▸ Document section:
☆ ☆ ☆ ☆

MODEL_NAME = 'deepseek-coder-v2:16b-lite-instruct-q4_0'  # @param ["deepseek-coder-v2:16b-lite-instruct-q4_0", "llama3:8b-instruct-q4_0", "mixtral:8x7b-instruct-v0.1-q4_0", "codegemma:7b-instruct-q4_0"]

def install_ollama():
    """Downloads and installs the Ollama server."""
    print("Installing Ollama...")
    !curl -fsSL https://ollama.com/install.sh | sh
    print("Ollama installation complete.")

async def run_ollama():
    """Starts the Ollama server as a background process."""
    print("Starting Ollama server...")
    # Stop any existing Ollama process
    !pkill -f ollama
    
    # Start the server in the background
    process = await asyncio.create_subprocess_shell(
        'ollama serve',
        stdout=asyncio.subprocess.PIPE,
        stderr=asyncio.subprocess.PIPE
    )
    
    # Wait for the server to be ready.
    # We can't just wait for stdout because it might hang.
    # Instead, we'll just give it a few seconds to initialize.
    await asyncio.sleep(5)
    
    print("Ollama server should be running.")

☆ ☆ ☆ ☆

▸ Entries provided:
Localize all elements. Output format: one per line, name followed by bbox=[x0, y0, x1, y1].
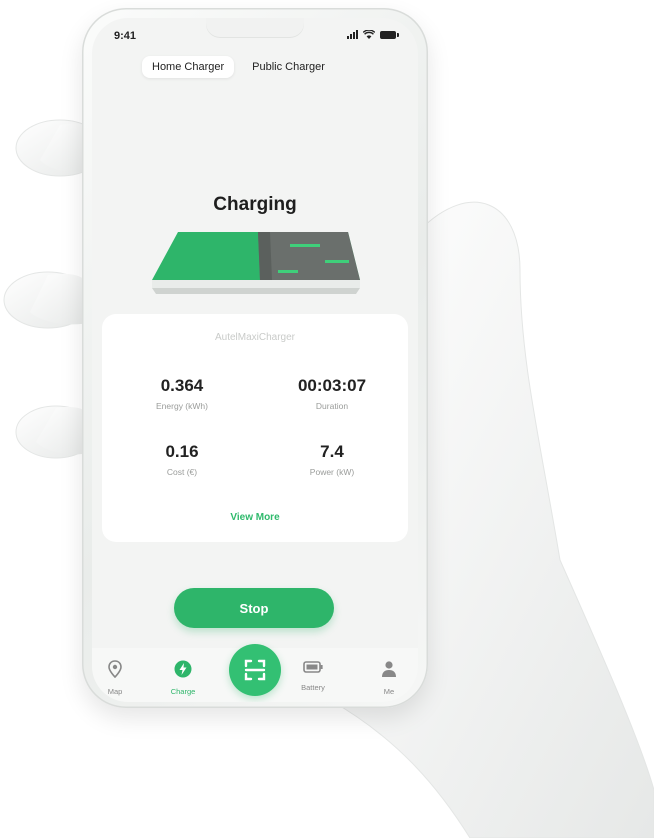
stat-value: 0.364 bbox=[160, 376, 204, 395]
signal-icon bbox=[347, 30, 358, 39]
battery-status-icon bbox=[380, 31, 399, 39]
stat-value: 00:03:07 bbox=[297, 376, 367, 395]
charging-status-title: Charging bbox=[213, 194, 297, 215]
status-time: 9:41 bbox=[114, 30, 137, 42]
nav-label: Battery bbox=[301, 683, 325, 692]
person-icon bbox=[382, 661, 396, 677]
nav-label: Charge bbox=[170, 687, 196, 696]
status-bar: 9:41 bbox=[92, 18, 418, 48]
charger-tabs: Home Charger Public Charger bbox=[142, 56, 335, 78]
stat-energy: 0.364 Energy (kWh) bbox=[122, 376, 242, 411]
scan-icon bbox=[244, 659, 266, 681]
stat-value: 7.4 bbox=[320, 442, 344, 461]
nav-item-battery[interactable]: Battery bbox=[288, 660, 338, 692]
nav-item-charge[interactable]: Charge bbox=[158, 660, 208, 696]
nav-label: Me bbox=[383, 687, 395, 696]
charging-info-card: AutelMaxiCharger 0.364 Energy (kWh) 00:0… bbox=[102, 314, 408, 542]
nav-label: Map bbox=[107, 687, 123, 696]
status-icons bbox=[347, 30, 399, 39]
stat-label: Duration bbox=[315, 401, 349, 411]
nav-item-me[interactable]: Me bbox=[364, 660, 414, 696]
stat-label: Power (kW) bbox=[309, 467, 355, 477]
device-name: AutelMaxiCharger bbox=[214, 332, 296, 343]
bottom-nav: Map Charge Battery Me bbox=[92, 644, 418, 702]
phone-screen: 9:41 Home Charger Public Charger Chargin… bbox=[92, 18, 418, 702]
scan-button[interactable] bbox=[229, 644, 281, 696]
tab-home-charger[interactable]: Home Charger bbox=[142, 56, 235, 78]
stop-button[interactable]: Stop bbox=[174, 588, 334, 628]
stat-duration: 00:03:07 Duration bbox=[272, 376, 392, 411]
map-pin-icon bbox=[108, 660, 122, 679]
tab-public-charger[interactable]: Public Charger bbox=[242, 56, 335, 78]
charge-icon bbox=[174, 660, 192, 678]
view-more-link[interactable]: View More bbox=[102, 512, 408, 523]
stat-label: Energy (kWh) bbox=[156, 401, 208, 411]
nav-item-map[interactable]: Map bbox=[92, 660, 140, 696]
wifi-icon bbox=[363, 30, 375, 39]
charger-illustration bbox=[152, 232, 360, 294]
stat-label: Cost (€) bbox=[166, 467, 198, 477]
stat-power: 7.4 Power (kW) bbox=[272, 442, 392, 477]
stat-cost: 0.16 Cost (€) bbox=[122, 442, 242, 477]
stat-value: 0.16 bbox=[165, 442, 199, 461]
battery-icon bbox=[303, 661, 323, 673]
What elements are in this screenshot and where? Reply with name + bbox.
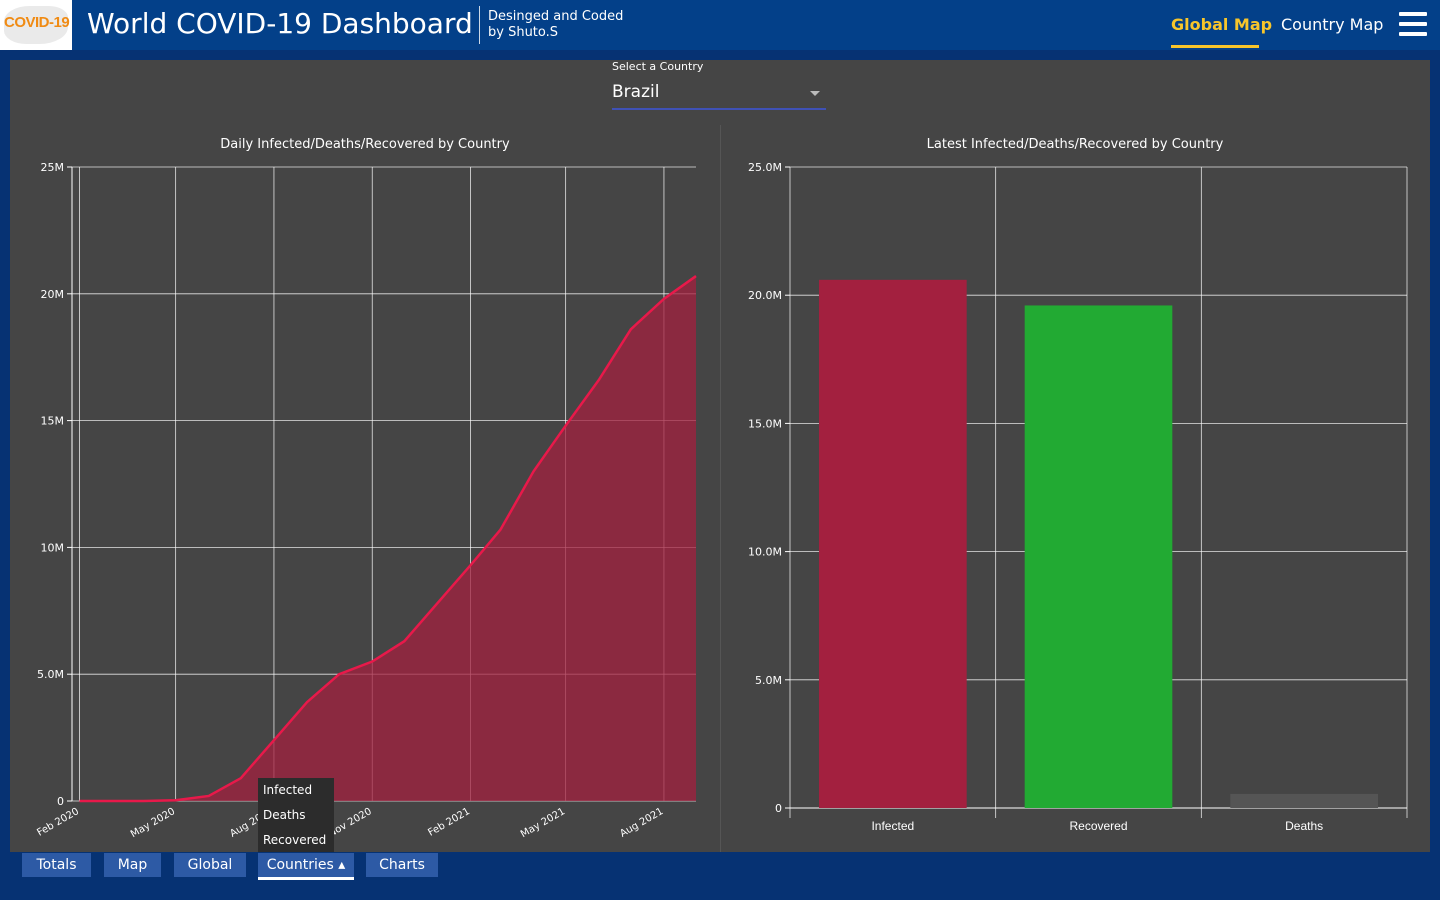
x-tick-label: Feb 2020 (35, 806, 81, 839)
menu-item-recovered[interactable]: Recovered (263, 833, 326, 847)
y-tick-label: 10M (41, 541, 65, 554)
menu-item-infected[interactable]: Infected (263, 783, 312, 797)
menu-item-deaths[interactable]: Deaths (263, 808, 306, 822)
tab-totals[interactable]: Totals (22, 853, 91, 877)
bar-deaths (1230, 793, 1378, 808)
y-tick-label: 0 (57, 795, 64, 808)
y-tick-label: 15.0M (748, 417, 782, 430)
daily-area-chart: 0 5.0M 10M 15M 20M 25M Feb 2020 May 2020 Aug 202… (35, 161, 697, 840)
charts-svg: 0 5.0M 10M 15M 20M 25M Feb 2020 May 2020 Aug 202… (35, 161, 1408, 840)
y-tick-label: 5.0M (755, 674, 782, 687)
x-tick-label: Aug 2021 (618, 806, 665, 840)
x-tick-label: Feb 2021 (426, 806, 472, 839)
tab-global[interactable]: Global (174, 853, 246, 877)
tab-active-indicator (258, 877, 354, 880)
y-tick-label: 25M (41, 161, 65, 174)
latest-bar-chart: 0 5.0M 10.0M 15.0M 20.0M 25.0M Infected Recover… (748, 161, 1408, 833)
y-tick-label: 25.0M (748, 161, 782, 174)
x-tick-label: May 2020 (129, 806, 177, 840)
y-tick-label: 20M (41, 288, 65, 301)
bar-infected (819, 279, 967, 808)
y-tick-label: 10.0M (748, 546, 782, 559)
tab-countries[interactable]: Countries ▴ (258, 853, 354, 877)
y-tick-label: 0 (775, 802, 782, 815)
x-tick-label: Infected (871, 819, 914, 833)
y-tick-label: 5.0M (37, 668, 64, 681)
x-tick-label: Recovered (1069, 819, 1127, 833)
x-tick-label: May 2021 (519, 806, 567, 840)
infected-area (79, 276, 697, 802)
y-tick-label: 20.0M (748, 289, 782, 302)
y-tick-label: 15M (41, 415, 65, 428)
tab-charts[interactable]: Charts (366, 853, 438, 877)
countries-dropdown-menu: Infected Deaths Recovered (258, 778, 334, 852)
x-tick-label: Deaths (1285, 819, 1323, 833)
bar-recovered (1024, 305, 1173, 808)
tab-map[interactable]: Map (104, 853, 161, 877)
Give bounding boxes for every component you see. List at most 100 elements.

☆ ☆ ☆ ☆

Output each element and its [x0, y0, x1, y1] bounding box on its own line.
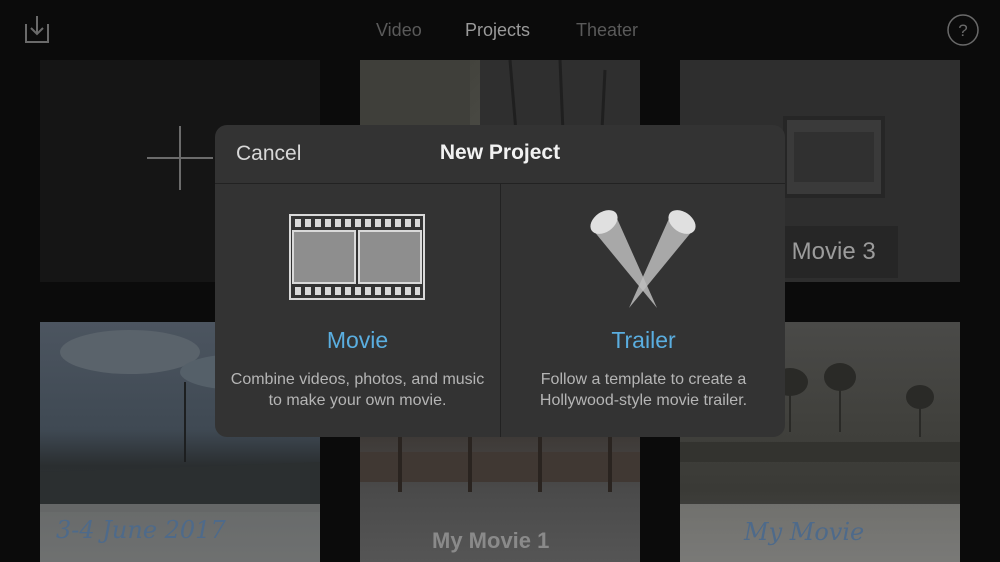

☆ ☆ ☆ ☆

▸ Aim 1:
Answer these about the Ollama setup code:
(a) What is the default value assigned to MODEL_NAME?
(b) Which command does run_ollama use to stop an existing Ollama process?
(c) How many seconds does run_ollama sleep while the server initializes?
▸ Aim 2: Transcribe everything in the Ollama setup code from "# Wait for the" down to "await asyncio.sleep(5)".
Rely only on the Ollama setup code.

▸ Exercise result 1:
(a) deepseek-coder-v2:16b-lite-instruct-q4_0
(b) pkill -f ollama
(c) 5

▸ Exercise result 2:
# Wait for the server to be ready.
    # We can't just wait for stdout because it might hang.
    # Instead, we'll just give it a few seconds to initialize.
    await asyncio.sleep(5)